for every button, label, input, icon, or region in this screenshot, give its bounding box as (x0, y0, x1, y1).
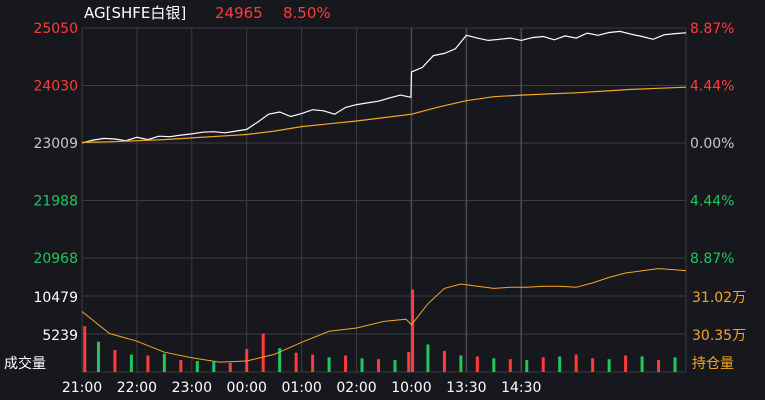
volume-bar (360, 358, 364, 372)
last-price: 24965 (215, 4, 263, 22)
x-tick-label: 14:30 (501, 380, 541, 396)
x-tick-label: 13:30 (446, 380, 486, 396)
volume-bar (475, 356, 479, 372)
volume-bar (96, 341, 100, 372)
volume-bar (426, 344, 430, 372)
volume-bar (492, 358, 496, 372)
open-interest-line (81, 268, 687, 363)
x-tick-label: 23:00 (172, 380, 212, 396)
y-tick-left: 23009 (33, 136, 78, 152)
x-tick-label: 10:00 (391, 380, 431, 396)
volume-bar (411, 289, 415, 372)
volume-bar (294, 352, 298, 372)
volume-bar (624, 355, 628, 372)
y-tick-right: 8.87% (690, 251, 734, 267)
y-tick-left: 25050 (33, 21, 78, 37)
price-line (81, 30, 687, 144)
volume-bar (459, 355, 463, 372)
volume-bar (393, 360, 397, 372)
volume-bar (261, 333, 265, 372)
volume-unit-label: 成交量 (4, 355, 46, 372)
header: AG[SHFE白银] 24965 8.50% (84, 4, 331, 22)
y-tick-right: 4.44% (690, 78, 734, 94)
volume-bar (278, 348, 282, 372)
symbol-title: AG[SHFE白银] (84, 4, 186, 22)
volume-bar (657, 360, 661, 372)
volume-bar (442, 350, 446, 372)
volume-layer (81, 268, 687, 372)
volume-bar (508, 359, 512, 372)
x-tick-label: 00:00 (227, 380, 267, 396)
x-tick-label: 02:00 (336, 380, 376, 396)
volume-bar (113, 350, 117, 372)
volume-bar (129, 354, 133, 372)
volume-bar (673, 357, 677, 372)
y-tick-left: 21988 (33, 194, 78, 210)
y-tick-left: 24030 (33, 78, 78, 94)
y-tick-right: 4.44% (690, 194, 734, 210)
oi-tick-right: 30.35万 (692, 328, 746, 344)
volume-bar (327, 357, 331, 372)
volume-bar (541, 357, 545, 372)
volume-bar (83, 326, 87, 372)
volume-bar (591, 358, 595, 372)
volume-bar (212, 361, 216, 372)
y-tick-right: 0.00% (690, 136, 734, 152)
volume-bar (377, 359, 381, 372)
oi-unit-label: 持仓量 (692, 356, 734, 372)
volume-bar (195, 361, 199, 372)
volume-bar (558, 356, 562, 372)
average-price-line (81, 86, 687, 143)
volume-bar (179, 360, 183, 372)
volume-bar (607, 359, 611, 372)
volume-bar (640, 356, 644, 372)
x-tick-label: 22:00 (117, 380, 157, 396)
oi-tick-right: 31.02万 (692, 290, 746, 306)
x-tick-label: 01:00 (281, 380, 321, 396)
y-tick-left: 20968 (33, 251, 78, 267)
volume-bar (146, 355, 150, 372)
volume-bar (162, 353, 166, 372)
volume-bar (574, 354, 578, 372)
x-tick-label: 21:00 (62, 380, 102, 396)
volume-bar (525, 360, 529, 372)
volume-bar (344, 355, 348, 372)
y-tick-right: 8.87% (690, 21, 734, 37)
volume-tick-left: 5239 (42, 328, 78, 344)
volume-bar (228, 362, 232, 372)
axis-layer: 25050 24030 23009 21988 20968 8.87% 4.44% 0.00%… (4, 21, 746, 396)
volume-bar (407, 351, 411, 372)
price-layer (81, 30, 687, 144)
change-percent: 8.50% (283, 4, 331, 22)
volume-bar (311, 354, 315, 372)
volume-tick-left: 10479 (33, 290, 78, 306)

> [Task requirements] Count the lines of the material above that contain the string "unit". Reply with the number only.

> [Full answer] 2